PROBLEM STATEMENT: What follows is a listing to be transcribed exactly.

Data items

- - - - - - -

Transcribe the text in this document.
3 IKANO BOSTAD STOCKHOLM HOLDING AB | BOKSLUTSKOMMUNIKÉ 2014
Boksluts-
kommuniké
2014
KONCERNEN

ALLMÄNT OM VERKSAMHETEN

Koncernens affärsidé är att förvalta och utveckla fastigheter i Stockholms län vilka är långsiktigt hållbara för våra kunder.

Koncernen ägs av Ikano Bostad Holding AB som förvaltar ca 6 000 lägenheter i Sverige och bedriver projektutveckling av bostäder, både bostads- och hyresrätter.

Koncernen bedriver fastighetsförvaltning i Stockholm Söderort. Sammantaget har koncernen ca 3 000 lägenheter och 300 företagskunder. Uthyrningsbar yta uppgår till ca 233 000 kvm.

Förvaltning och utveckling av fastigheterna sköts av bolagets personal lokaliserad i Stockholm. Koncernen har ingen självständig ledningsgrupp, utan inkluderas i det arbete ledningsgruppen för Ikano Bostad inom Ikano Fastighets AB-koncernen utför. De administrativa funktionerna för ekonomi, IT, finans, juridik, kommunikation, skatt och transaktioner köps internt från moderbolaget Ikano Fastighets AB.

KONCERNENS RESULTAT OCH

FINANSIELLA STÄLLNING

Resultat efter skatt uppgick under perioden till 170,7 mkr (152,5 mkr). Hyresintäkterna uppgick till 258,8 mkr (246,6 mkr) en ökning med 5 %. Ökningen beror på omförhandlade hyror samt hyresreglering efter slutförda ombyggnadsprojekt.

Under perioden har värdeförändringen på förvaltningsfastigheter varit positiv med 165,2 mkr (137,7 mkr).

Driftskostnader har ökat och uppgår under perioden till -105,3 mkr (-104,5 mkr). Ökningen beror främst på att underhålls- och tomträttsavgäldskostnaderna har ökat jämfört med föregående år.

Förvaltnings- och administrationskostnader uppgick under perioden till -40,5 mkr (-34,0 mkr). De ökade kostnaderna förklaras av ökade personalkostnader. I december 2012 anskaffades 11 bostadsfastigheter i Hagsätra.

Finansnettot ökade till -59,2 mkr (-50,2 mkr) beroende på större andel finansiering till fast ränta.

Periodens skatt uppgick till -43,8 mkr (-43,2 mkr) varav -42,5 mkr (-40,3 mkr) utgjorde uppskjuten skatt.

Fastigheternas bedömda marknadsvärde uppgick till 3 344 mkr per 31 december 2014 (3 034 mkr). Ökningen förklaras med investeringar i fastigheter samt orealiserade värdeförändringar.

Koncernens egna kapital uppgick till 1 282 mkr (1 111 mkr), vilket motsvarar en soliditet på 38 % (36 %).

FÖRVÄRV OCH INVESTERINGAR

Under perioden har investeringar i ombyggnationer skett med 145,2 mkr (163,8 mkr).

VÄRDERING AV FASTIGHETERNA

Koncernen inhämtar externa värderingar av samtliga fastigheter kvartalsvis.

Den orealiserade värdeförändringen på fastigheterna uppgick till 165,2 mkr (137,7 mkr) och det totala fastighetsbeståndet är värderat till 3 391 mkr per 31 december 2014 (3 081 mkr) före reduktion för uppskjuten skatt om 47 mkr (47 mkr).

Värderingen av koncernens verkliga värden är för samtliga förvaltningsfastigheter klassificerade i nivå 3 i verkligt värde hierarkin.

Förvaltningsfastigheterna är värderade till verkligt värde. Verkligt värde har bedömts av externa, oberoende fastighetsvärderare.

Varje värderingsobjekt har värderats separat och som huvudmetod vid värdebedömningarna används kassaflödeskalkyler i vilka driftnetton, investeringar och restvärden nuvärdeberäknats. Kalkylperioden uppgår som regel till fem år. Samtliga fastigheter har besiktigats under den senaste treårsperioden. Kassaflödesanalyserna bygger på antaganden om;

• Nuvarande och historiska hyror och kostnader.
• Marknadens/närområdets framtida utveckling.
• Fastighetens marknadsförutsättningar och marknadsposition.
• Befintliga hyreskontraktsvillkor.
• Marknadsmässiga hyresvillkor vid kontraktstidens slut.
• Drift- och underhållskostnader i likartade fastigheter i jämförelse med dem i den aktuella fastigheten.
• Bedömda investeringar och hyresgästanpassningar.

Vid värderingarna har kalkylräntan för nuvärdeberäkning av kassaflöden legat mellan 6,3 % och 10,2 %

- - - - - - -

TASK ANSWER:
Transcribe the text in this document.
3 IKANO BOSTAD STOCKHOLM HOLDING AB | BOKSLUTSKOMMUNIKÉ 2014
Boksluts-
kommuniké
2014
KONCERNEN

ALLMÄNT OM VERKSAMHETEN

Koncernens affärsidé är att förvalta och utveckla fastigheter i Stockholms län vilka är långsiktigt hållbara för våra kunder.

Koncernen ägs av Ikano Bostad Holding AB som förvaltar ca 6 000 lägenheter i Sverige och bedriver projektutveckling av bostäder, både bostads- och hyresrätter.

Koncernen bedriver fastighetsförvaltning i Stockholm Söderort. Sammantaget har koncernen ca 3 000 lägenheter och 300 företagskunder. Uthyrningsbar yta uppgår till ca 233 000 kvm.

Förvaltning och utveckling av fastigheterna sköts av bolagets personal lokaliserad i Stockholm. Koncernen har ingen självständig ledningsgrupp, utan inkluderas i det arbete ledningsgruppen för Ikano Bostad inom Ikano Fastighets AB-koncernen utför. De administrativa funktionerna för ekonomi, IT, finans, juridik, kommunikation, skatt och transaktioner köps internt från moderbolaget Ikano Fastighets AB.

KONCERNENS RESULTAT OCH

FINANSIELLA STÄLLNING

Resultat efter skatt uppgick under perioden till 170,7 mkr (152,5 mkr). Hyresintäkterna uppgick till 258,8 mkr (246,6 mkr) en ökning med 5 %. Ökningen beror på omförhandlade hyror samt hyresreglering efter slutförda ombyggnadsprojekt.

Under perioden har värdeförändringen på förvaltningsfastigheter varit positiv med 165,2 mkr (137,7 mkr).

Driftskostnader har ökat och uppgår under perioden till -105,3 mkr (-104,5 mkr). Ökningen beror främst på att underhålls- och tomträttsavgäldskostnaderna har ökat jämfört med föregående år.

Förvaltnings- och administrationskostnader uppgick under perioden till -40,5 mkr (-34,0 mkr). De ökade kostnaderna förklaras av ökade personalkostnader. I december 2012 anskaffades 11 bostadsfastigheter i Hagsätra.

Finansnettot ökade till -59,2 mkr (-50,2 mkr) beroende på större andel finansiering till fast ränta.

Periodens skatt uppgick till -43,8 mkr (-43,2 mkr) varav -42,5 mkr (-40,3 mkr) utgjorde uppskjuten skatt.

Fastigheternas bedömda marknadsvärde uppgick till 3 344 mkr per 31 december 2014 (3 034 mkr). Ökningen förklaras med investeringar i fastigheter samt orealiserade värdeförändringar.

Koncernens egna kapital uppgick till 1 282 mkr (1 111 mkr), vilket motsvarar en soliditet på 38 % (36 %).

FÖRVÄRV OCH INVESTERINGAR

Under perioden har investeringar i ombyggnationer skett med 145,2 mkr (163,8 mkr).

VÄRDERING AV FASTIGHETERNA

Koncernen inhämtar externa värderingar av samtliga fastigheter kvartalsvis.

Den orealiserade värdeförändringen på fastigheterna uppgick till 165,2 mkr (137,7 mkr) och det totala fastighetsbeståndet är värderat till 3 391 mkr per 31 december 2014 (3 081 mkr) före reduktion för uppskjuten skatt om 47 mkr (47 mkr).

Värderingen av koncernens verkliga värden är för samtliga förvaltningsfastigheter klassificerade i nivå 3 i verkligt värde hierarkin.

Förvaltningsfastigheterna är värderade till verkligt värde. Verkligt värde har bedömts av externa, oberoende fastighetsvärderare.

Varje värderingsobjekt har värderats separat och som huvudmetod vid värdebedömningarna används kassaflödeskalkyler i vilka driftnetton, investeringar och restvärden nuvärdeberäknats. Kalkylperioden uppgår som regel till fem år. Samtliga fastigheter har besiktigats under den senaste treårsperioden. Kassaflödesanalyserna bygger på antaganden om;

• Nuvarande och historiska hyror och kostnader.
• Marknadens/närområdets framtida utveckling.
• Fastighetens marknadsförutsättningar och marknadsposition.
• Befintliga hyreskontraktsvillkor.
• Marknadsmässiga hyresvillkor vid kontraktstidens slut.
• Drift- och underhållskostnader i likartade fastigheter i jämförelse med dem i den aktuella fastigheten.
• Bedömda investeringar och hyresgästanpassningar.

Vid värderingarna har kalkylräntan för nuvärdeberäkning av kassaflöden legat mellan 6,3 % och 10,2 %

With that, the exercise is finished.